• **What is required**
Tally the lines of the listing that contain the word "государственной", then give the total and nothing else.

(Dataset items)
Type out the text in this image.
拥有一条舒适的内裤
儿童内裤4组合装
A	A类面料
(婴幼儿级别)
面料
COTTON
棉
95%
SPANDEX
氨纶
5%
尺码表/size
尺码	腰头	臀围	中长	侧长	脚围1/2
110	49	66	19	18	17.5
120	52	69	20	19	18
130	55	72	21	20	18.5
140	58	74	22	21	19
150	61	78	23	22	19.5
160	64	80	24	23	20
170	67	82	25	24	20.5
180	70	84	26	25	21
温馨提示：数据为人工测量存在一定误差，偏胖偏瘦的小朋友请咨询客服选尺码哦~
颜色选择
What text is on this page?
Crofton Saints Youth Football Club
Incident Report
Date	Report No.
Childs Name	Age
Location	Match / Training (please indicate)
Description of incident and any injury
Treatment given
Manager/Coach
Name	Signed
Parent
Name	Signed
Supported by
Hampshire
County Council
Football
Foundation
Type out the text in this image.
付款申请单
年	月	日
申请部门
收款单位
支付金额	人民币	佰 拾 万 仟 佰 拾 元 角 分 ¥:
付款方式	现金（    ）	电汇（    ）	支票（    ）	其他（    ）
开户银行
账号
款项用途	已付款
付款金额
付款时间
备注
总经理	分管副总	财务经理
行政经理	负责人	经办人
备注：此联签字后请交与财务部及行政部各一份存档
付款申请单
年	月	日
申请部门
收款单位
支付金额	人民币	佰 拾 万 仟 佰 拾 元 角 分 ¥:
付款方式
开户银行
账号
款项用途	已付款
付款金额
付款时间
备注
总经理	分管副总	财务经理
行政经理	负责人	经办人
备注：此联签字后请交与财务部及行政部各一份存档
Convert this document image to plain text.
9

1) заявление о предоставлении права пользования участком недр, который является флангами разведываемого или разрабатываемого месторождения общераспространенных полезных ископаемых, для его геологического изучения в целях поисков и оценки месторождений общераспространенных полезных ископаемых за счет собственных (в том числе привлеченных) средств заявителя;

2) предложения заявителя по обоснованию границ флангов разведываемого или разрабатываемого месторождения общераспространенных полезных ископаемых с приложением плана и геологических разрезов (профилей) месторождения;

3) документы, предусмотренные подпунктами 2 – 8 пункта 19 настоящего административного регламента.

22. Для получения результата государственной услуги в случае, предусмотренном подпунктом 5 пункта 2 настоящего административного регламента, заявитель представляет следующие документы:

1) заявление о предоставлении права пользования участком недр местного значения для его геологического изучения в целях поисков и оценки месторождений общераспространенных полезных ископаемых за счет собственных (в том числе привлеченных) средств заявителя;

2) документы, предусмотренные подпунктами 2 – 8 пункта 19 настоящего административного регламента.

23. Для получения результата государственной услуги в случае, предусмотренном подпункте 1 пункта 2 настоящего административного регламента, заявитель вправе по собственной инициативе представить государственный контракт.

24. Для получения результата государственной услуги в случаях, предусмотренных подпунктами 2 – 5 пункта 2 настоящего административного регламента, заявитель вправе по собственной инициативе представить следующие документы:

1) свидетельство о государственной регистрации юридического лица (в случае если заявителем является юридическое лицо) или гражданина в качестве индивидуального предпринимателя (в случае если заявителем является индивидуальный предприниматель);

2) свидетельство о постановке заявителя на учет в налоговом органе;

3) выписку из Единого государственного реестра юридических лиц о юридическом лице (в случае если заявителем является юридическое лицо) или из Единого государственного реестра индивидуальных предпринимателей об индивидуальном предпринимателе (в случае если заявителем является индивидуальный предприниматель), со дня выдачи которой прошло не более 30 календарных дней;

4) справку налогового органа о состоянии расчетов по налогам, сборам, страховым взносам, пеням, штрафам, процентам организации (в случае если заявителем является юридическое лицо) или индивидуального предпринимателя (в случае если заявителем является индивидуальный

• **The reply**
4